━━━ Available data

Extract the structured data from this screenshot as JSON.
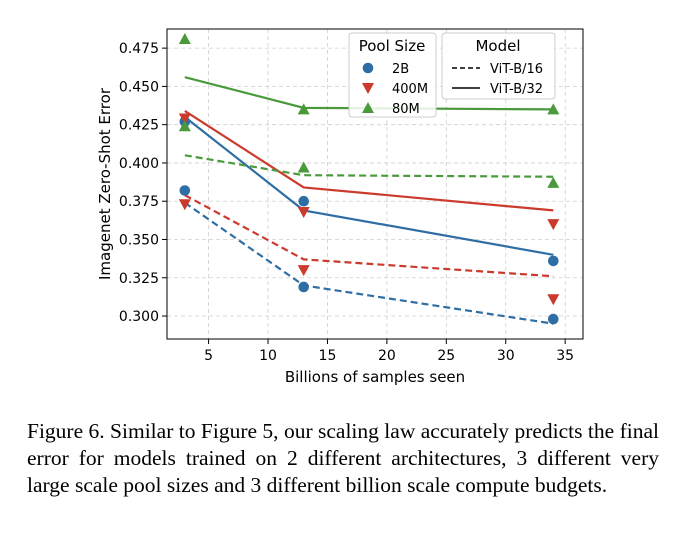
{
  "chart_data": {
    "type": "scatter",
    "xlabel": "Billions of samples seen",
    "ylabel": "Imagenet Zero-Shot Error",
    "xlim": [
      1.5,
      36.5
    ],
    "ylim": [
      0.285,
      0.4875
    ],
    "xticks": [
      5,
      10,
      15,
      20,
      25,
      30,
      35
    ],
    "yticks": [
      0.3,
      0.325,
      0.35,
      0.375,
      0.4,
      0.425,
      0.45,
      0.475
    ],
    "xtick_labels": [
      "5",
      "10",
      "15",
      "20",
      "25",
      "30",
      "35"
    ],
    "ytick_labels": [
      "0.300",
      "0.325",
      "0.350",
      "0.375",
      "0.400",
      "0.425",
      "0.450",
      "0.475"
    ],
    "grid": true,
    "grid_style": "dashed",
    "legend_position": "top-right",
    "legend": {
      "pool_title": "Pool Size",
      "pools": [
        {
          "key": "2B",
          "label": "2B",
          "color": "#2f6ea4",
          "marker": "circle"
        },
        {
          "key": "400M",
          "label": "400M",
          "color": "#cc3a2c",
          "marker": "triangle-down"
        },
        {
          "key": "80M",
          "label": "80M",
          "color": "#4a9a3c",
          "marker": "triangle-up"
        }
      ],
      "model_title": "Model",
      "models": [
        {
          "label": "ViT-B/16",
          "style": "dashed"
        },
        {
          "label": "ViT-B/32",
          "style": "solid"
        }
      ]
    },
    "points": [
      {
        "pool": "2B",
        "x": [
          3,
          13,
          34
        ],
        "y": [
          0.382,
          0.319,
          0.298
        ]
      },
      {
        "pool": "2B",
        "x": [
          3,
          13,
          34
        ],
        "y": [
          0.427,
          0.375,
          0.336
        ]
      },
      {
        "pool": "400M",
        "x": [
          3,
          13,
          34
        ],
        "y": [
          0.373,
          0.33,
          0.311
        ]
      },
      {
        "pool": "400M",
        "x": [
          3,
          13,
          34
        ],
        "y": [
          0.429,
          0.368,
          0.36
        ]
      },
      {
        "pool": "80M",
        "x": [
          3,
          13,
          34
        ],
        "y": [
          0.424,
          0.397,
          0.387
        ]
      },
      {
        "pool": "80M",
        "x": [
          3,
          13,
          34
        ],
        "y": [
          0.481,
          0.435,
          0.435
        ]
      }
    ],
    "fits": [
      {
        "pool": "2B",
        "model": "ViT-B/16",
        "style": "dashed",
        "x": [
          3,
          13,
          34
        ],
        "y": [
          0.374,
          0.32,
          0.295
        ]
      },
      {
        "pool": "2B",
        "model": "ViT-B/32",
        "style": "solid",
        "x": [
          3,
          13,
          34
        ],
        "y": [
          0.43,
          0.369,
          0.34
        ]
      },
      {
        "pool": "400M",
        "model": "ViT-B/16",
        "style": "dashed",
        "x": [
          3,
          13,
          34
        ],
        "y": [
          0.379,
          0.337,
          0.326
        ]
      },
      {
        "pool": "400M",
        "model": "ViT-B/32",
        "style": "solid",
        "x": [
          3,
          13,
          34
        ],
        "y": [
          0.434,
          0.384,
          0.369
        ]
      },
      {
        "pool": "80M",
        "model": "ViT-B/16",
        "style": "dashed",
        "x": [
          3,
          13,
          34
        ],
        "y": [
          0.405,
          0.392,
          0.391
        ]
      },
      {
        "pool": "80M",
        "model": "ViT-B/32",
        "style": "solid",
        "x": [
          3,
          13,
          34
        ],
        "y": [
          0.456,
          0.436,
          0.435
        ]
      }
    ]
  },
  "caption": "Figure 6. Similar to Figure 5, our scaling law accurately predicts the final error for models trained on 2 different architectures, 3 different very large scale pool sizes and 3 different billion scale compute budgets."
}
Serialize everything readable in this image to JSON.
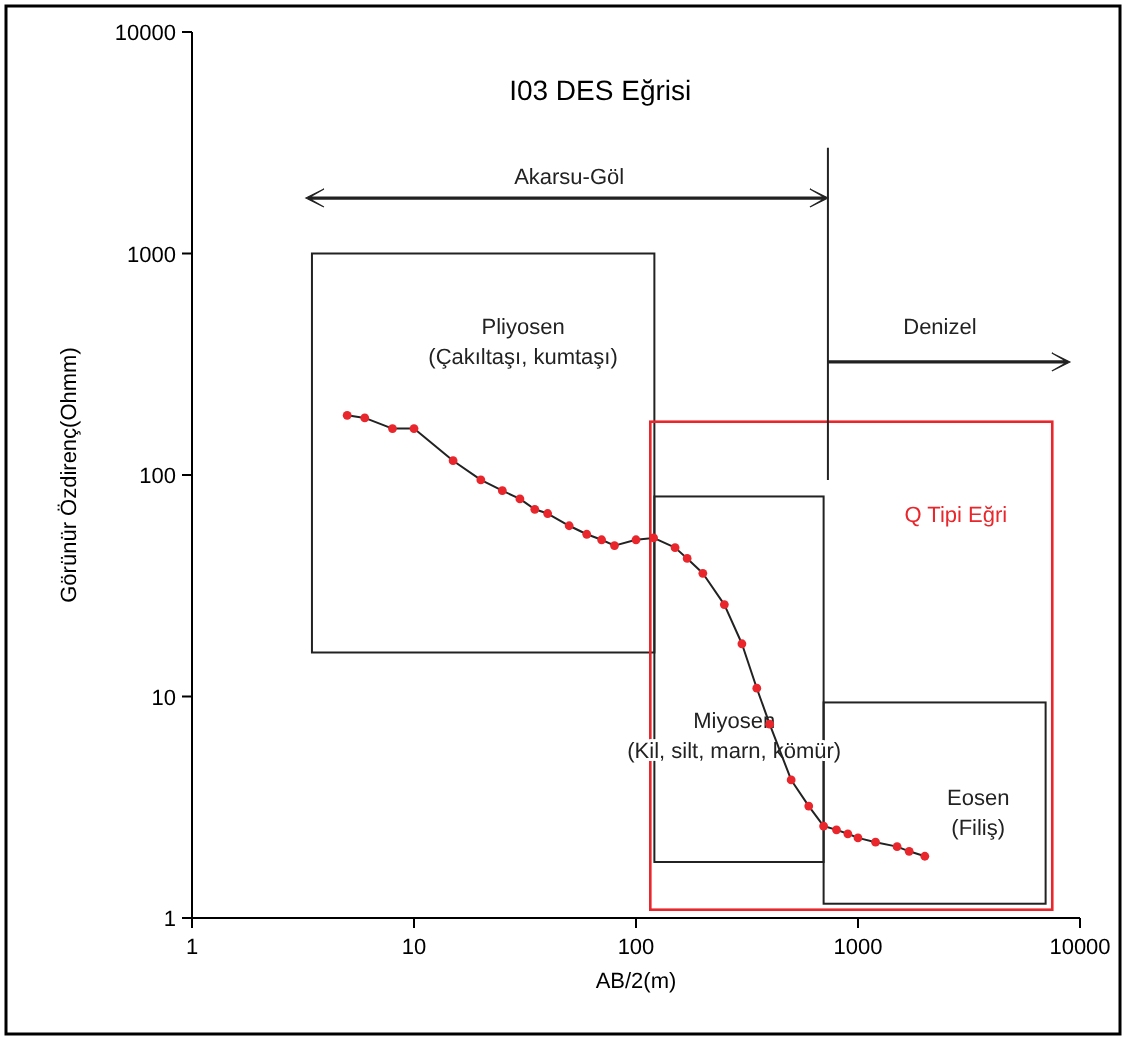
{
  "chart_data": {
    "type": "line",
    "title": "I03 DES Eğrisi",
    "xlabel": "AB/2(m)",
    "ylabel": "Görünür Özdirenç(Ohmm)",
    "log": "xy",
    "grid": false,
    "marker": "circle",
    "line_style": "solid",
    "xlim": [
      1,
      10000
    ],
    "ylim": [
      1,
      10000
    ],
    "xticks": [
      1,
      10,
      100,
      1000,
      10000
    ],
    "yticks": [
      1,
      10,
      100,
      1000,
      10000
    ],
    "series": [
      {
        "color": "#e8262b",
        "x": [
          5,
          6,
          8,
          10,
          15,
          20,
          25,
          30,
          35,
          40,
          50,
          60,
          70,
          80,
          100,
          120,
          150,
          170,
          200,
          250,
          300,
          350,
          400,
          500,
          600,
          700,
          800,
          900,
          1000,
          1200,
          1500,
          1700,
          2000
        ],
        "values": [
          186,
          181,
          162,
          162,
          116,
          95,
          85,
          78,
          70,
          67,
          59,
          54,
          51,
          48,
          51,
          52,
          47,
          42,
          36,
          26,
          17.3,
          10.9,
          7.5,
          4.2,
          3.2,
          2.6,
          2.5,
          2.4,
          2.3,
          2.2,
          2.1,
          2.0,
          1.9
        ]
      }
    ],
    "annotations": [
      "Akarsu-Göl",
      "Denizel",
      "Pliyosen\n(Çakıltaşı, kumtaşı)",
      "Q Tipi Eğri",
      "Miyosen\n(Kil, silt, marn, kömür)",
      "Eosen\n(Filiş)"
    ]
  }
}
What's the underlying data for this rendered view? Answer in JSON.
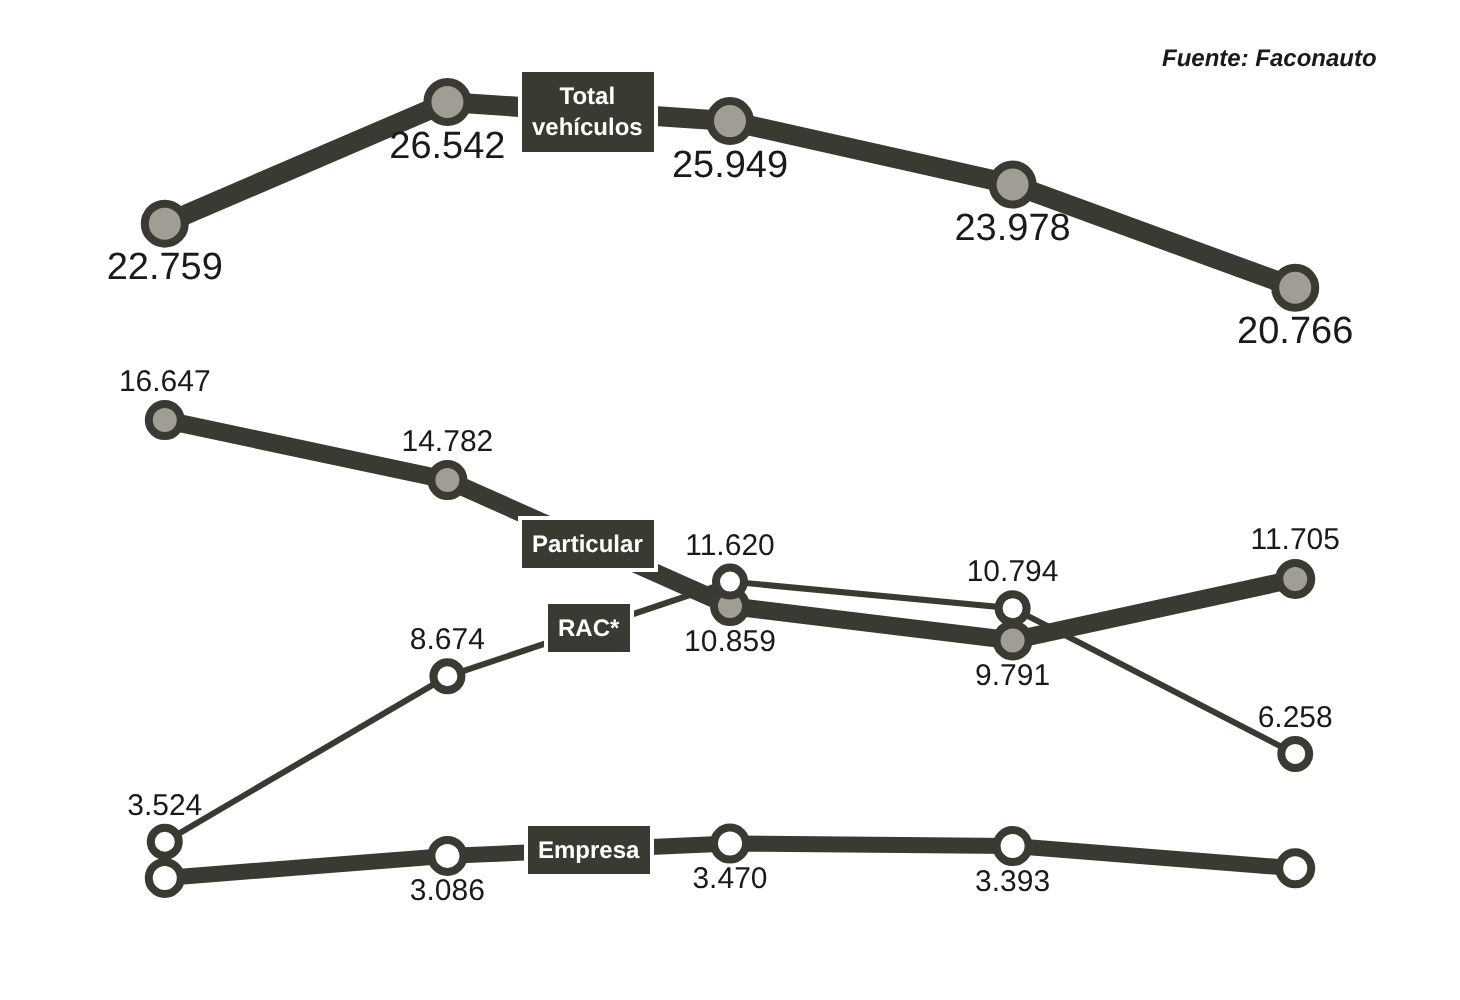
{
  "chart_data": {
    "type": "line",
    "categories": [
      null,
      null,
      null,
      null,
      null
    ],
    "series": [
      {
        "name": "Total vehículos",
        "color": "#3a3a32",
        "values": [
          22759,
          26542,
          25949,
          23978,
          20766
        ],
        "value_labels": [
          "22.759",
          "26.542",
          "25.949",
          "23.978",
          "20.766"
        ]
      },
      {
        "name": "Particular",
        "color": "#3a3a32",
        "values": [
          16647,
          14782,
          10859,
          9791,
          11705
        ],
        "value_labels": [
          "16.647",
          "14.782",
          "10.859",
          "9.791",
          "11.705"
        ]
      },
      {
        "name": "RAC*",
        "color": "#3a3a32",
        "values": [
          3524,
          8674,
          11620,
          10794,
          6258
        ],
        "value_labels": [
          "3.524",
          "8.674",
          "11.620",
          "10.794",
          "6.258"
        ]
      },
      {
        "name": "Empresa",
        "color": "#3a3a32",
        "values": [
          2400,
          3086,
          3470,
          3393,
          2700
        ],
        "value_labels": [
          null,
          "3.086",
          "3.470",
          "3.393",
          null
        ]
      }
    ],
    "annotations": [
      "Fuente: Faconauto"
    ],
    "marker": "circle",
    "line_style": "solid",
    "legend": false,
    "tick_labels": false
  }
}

━━━━━━

== What is asked ==
Omit the pictures, then output the rest of the listing exactly.

== Result of the task ==
Extract the structured data from this screenshot as JSON.
{
  "chart_data": {
    "type": "scatter",
    "xlabel": "Billions of samples seen",
    "ylabel": "Imagenet Zero-Shot Error",
    "xlim": [
      1.5,
      36.5
    ],
    "ylim": [
      0.285,
      0.4875
    ],
    "xticks": [
      5,
      10,
      15,
      20,
      25,
      30,
      35
    ],
    "yticks": [
      0.3,
      0.325,
      0.35,
      0.375,
      0.4,
      0.425,
      0.45,
      0.475
    ],
    "xtick_labels": [
      "5",
      "10",
      "15",
      "20",
      "25",
      "30",
      "35"
    ],
    "ytick_labels": [
      "0.300",
      "0.325",
      "0.350",
      "0.375",
      "0.400",
      "0.425",
      "0.450",
      "0.475"
    ],
    "grid": true,
    "grid_style": "dashed",
    "legend_position": "top-right",
    "legend": {
      "pool_title": "Pool Size",
      "pools": [
        {
          "key": "2B",
          "label": "2B",
          "color": "#2f6ea4",
          "marker": "circle"
        },
        {
          "key": "400M",
          "label": "400M",
          "color": "#cc3a2c",
          "marker": "triangle-down"
        },
        {
          "key": "80M",
          "label": "80M",
          "color": "#4a9a3c",
          "marker": "triangle-up"
        }
      ],
      "model_title": "Model",
      "models": [
        {
          "label": "ViT-B/16",
          "style": "dashed"
        },
        {
          "label": "ViT-B/32",
          "style": "solid"
        }
      ]
    },
    "points": [
      {
        "pool": "2B",
        "x": [
          3,
          13,
          34
        ],
        "y": [
          0.382,
          0.319,
          0.298
        ]
      },
      {
        "pool": "2B",
        "x": [
          3,
          13,
          34
        ],
        "y": [
          0.427,
          0.375,
          0.336
        ]
      },
      {
        "pool": "400M",
        "x": [
          3,
          13,
          34
        ],
        "y": [
          0.373,
          0.33,
          0.311
        ]
      },
      {
        "pool": "400M",
        "x": [
          3,
          13,
          34
        ],
        "y": [
          0.429,
          0.368,
          0.36
        ]
      },
      {
        "pool": "80M",
        "x": [
          3,
          13,
          34
        ],
        "y": [
          0.424,
          0.397,
          0.387
        ]
      },
      {
        "pool": "80M",
        "x": [
          3,
          13,
          34
        ],
        "y": [
          0.481,
          0.435,
          0.435
        ]
      }
    ],
    "fits": [
      {
        "pool": "2B",
        "model": "ViT-B/16",
        "style": "dashed",
        "x": [
          3,
          13,
          34
        ],
        "y": [
          0.374,
          0.32,
          0.295
        ]
      },
      {
        "pool": "2B",
        "model": "ViT-B/32",
        "style": "solid",
        "x": [
          3,
          13,
          34
        ],
        "y": [
          0.43,
          0.369,
          0.34
        ]
      },
      {
        "pool": "400M",
        "model": "ViT-B/16",
        "style": "dashed",
        "x": [
          3,
          13,
          34
        ],
        "y": [
          0.379,
          0.337,
          0.326
        ]
      },
      {
        "pool": "400M",
        "model": "ViT-B/32",
        "style": "solid",
        "x": [
          3,
          13,
          34
        ],
        "y": [
          0.434,
          0.384,
          0.369
        ]
      },
      {
        "pool": "80M",
        "model": "ViT-B/16",
        "style": "dashed",
        "x": [
          3,
          13,
          34
        ],
        "y": [
          0.405,
          0.392,
          0.391
        ]
      },
      {
        "pool": "80M",
        "model": "ViT-B/32",
        "style": "solid",
        "x": [
          3,
          13,
          34
        ],
        "y": [
          0.456,
          0.436,
          0.435
        ]
      }
    ]
  },
  "caption": "Figure 6. Similar to Figure 5, our scaling law accurately predicts the final error for models trained on 2 different architectures, 3 different very large scale pool sizes and 3 different billion scale compute budgets."
}
Serialize everything readable in this image to JSON.
{
  "chart_data": {
    "type": "line",
    "title": "I03 DES Eğrisi",
    "xlabel": "AB/2(m)",
    "ylabel": "Görünür Özdirenç(Ohmm)",
    "log": "xy",
    "grid": false,
    "marker": "circle",
    "line_style": "solid",
    "xlim": [
      1,
      10000
    ],
    "ylim": [
      1,
      10000
    ],
    "xticks": [
      1,
      10,
      100,
      1000,
      10000
    ],
    "yticks": [
      1,
      10,
      100,
      1000,
      10000
    ],
    "series": [
      {
        "color": "#e8262b",
        "x": [
          5,
          6,
          8,
          10,
          15,
          20,
          25,
          30,
          35,
          40,
          50,
          60,
          70,
          80,
          100,
          120,
          150,
          170,
          200,
          250,
          300,
          350,
          400,
          500,
          600,
          700,
          800,
          900,
          1000,
          1200,
          1500,
          1700,
          2000
        ],
        "values": [
          186,
          181,
          162,
          162,
          116,
          95,
          85,
          78,
          70,
          67,
          59,
          54,
          51,
          48,
          51,
          52,
          47,
          42,
          36,
          26,
          17.3,
          10.9,
          7.5,
          4.2,
          3.2,
          2.6,
          2.5,
          2.4,
          2.3,
          2.2,
          2.1,
          2.0,
          1.9
        ]
      }
    ],
    "annotations": [
      "Akarsu-Göl",
      "Denizel",
      "Pliyosen\n(Çakıltaşı, kumtaşı)",
      "Q Tipi Eğri",
      "Miyosen\n(Kil, silt, marn, kömür)",
      "Eosen\n(Filiş)"
    ]
  }
}
What's the underlying data for this rendered view? Answer in JSON.
{
  "chart_data": {
    "type": "line",
    "categories": [
      null,
      null,
      null,
      null,
      null
    ],
    "series": [
      {
        "name": "Total vehículos",
        "color": "#3a3a32",
        "values": [
          22759,
          26542,
          25949,
          23978,
          20766
        ],
        "value_labels": [
          "22.759",
          "26.542",
          "25.949",
          "23.978",
          "20.766"
        ]
      },
      {
        "name": "Particular",
        "color": "#3a3a32",
        "values": [
          16647,
          14782,
          10859,
          9791,
          11705
        ],
        "value_labels": [
          "16.647",
          "14.782",
          "10.859",
          "9.791",
          "11.705"
        ]
      },
      {
        "name": "RAC*",
        "color": "#3a3a32",
        "values": [
          3524,
          8674,
          11620,
          10794,
          6258
        ],
        "value_labels": [
          "3.524",
          "8.674",
          "11.620",
          "10.794",
          "6.258"
        ]
      },
      {
        "name": "Empresa",
        "color": "#3a3a32",
        "values": [
          2400,
          3086,
          3470,
          3393,
          2700
        ],
        "value_labels": [
          null,
          "3.086",
          "3.470",
          "3.393",
          null
        ]
      }
    ],
    "annotations": [
      "Fuente: Faconauto"
    ],
    "marker": "circle",
    "line_style": "solid",
    "legend": false,
    "tick_labels": false
  }
}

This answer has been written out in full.